* _Aim_
Read the records and write them out again exactly.
---------- Extracted data ----------
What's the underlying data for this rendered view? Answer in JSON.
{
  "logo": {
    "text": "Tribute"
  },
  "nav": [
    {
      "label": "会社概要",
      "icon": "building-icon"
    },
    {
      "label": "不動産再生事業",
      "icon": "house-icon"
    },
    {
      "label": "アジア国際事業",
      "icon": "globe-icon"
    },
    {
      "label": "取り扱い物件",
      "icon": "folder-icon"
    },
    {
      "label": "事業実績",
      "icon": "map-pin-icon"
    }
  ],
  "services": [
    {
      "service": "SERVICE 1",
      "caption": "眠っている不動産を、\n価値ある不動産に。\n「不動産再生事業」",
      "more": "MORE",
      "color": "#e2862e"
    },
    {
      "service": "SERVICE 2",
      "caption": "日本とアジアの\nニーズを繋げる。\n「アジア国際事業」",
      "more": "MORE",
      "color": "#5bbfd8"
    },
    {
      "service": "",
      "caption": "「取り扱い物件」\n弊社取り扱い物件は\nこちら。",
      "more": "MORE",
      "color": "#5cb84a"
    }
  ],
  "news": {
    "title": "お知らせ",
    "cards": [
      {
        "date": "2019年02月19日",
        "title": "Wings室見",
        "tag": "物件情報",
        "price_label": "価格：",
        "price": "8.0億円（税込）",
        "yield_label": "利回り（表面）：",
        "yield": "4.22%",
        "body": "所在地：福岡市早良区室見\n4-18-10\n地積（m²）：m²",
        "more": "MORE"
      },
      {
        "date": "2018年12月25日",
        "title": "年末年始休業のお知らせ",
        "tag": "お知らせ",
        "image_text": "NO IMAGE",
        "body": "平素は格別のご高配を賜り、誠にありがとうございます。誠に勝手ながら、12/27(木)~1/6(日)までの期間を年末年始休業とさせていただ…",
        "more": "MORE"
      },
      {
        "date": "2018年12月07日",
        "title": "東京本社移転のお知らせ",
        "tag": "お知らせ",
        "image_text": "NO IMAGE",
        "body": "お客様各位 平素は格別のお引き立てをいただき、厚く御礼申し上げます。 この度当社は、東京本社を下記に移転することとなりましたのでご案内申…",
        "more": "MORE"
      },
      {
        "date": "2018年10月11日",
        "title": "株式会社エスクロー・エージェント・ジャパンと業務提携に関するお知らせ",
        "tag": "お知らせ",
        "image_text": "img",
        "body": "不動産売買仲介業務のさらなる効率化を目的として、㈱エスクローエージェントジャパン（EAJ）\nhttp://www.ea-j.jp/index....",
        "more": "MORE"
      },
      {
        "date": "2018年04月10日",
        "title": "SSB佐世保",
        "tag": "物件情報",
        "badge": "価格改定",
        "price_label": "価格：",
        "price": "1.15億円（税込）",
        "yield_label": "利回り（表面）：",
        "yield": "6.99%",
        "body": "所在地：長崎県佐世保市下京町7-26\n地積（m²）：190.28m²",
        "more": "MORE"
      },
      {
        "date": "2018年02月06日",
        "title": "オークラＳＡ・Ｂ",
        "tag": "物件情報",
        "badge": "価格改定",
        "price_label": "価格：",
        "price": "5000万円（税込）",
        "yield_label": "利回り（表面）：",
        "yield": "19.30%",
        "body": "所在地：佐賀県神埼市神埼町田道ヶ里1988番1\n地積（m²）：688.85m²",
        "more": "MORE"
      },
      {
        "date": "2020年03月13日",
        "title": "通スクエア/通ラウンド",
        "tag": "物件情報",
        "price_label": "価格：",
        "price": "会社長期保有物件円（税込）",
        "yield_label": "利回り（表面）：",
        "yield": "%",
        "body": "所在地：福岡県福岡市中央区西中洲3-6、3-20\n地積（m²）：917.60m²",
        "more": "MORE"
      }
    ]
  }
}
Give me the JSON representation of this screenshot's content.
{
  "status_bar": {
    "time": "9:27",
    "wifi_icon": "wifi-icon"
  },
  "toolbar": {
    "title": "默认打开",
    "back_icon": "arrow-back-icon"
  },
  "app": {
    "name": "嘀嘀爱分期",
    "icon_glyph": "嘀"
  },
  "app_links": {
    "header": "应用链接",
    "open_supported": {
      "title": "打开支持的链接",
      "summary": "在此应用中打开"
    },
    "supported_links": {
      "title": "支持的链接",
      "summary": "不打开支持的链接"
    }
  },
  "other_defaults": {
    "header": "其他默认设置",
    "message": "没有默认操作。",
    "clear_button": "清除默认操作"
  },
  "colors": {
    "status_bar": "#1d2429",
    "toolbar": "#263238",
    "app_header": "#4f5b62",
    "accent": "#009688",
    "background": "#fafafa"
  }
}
----------
* _Full solution_
What's the underlying data for this rendered view? Answer in JSON.
{
  "logo": {
    "text": "Tribute"
  },
  "nav": [
    {
      "label": "会社概要",
      "icon": "building-icon"
    },
    {
      "label": "不動産再生事業",
      "icon": "house-icon"
    },
    {
      "label": "アジア国際事業",
      "icon": "globe-icon"
    },
    {
      "label": "取り扱い物件",
      "icon": "folder-icon"
    },
    {
      "label": "事業実績",
      "icon": "map-pin-icon"
    }
  ],
  "services": [
    {
      "service": "SERVICE 1",
      "caption": "眠っている不動産を、\n価値ある不動産に。\n「不動産再生事業」",
      "more": "MORE",
      "color": "#e2862e"
    },
    {
      "service": "SERVICE 2",
      "caption": "日本とアジアの\nニーズを繋げる。\n「アジア国際事業」",
      "more": "MORE",
      "color": "#5bbfd8"
    },
    {
      "service": "",
      "caption": "「取り扱い物件」\n弊社取り扱い物件は\nこちら。",
      "more": "MORE",
      "color": "#5cb84a"
    }
  ],
  "news": {
    "title": "お知らせ",
    "cards": [
      {
        "date": "2019年02月19日",
        "title": "Wings室見",
        "tag": "物件情報",
        "price_label": "価格：",
        "price": "8.0億円（税込）",
        "yield_label": "利回り（表面）：",
        "yield": "4.22%",
        "body": "所在地：福岡市早良区室見\n4-18-10\n地積（m²）：m²",
        "more": "MORE"
      },
      {
        "date": "2018年12月25日",
        "title": "年末年始休業のお知らせ",
        "tag": "お知らせ",
        "image_text": "NO IMAGE",
        "body": "平素は格別のご高配を賜り、誠にありがとうございます。誠に勝手ながら、12/27(木)~1/6(日)までの期間を年末年始休業とさせていただ…",
        "more": "MORE"
      },
      {
        "date": "2018年12月07日",
        "title": "東京本社移転のお知らせ",
        "tag": "お知らせ",
        "image_text": "NO IMAGE",
        "body": "お客様各位 平素は格別のお引き立てをいただき、厚く御礼申し上げます。 この度当社は、東京本社を下記に移転することとなりましたのでご案内申…",
        "more": "MORE"
      },
      {
        "date": "2018年10月11日",
        "title": "株式会社エスクロー・エージェント・ジャパンと業務提携に関するお知らせ",
        "tag": "お知らせ",
        "image_text": "img",
        "body": "不動産売買仲介業務のさらなる効率化を目的として、㈱エスクローエージェントジャパン（EAJ）\nhttp://www.ea-j.jp/index....",
        "more": "MORE"
      },
      {
        "date": "2018年04月10日",
        "title": "SSB佐世保",
        "tag": "物件情報",
        "badge": "価格改定",
        "price_label": "価格：",
        "price": "1.15億円（税込）",
        "yield_label": "利回り（表面）：",
        "yield": "6.99%",
        "body": "所在地：長崎県佐世保市下京町7-26\n地積（m²）：190.28m²",
        "more": "MORE"
      },
      {
        "date": "2018年02月06日",
        "title": "オークラＳＡ・Ｂ",
        "tag": "物件情報",
        "badge": "価格改定",
        "price_label": "価格：",
        "price": "5000万円（税込）",
        "yield_label": "利回り（表面）：",
        "yield": "19.30%",
        "body": "所在地：佐賀県神埼市神埼町田道ヶ里1988番1\n地積（m²）：688.85m²",
        "more": "MORE"
      },
      {
        "date": "2020年03月13日",
        "title": "通スクエア/通ラウンド",
        "tag": "物件情報",
        "price_label": "価格：",
        "price": "会社長期保有物件円（税込）",
        "yield_label": "利回り（表面）：",
        "yield": "%",
        "body": "所在地：福岡県福岡市中央区西中洲3-6、3-20\n地積（m²）：917.60m²",
        "more": "MORE"
      }
    ]
  }
}
Give me the JSON representation of this screenshot's content.
{
  "status_bar": {
    "time": "9:27",
    "wifi_icon": "wifi-icon"
  },
  "toolbar": {
    "title": "默认打开",
    "back_icon": "arrow-back-icon"
  },
  "app": {
    "name": "嘀嘀爱分期",
    "icon_glyph": "嘀"
  },
  "app_links": {
    "header": "应用链接",
    "open_supported": {
      "title": "打开支持的链接",
      "summary": "在此应用中打开"
    },
    "supported_links": {
      "title": "支持的链接",
      "summary": "不打开支持的链接"
    }
  },
  "other_defaults": {
    "header": "其他默认设置",
    "message": "没有默认操作。",
    "clear_button": "清除默认操作"
  },
  "colors": {
    "status_bar": "#1d2429",
    "toolbar": "#263238",
    "app_header": "#4f5b62",
    "accent": "#009688",
    "background": "#fafafa"
  }
}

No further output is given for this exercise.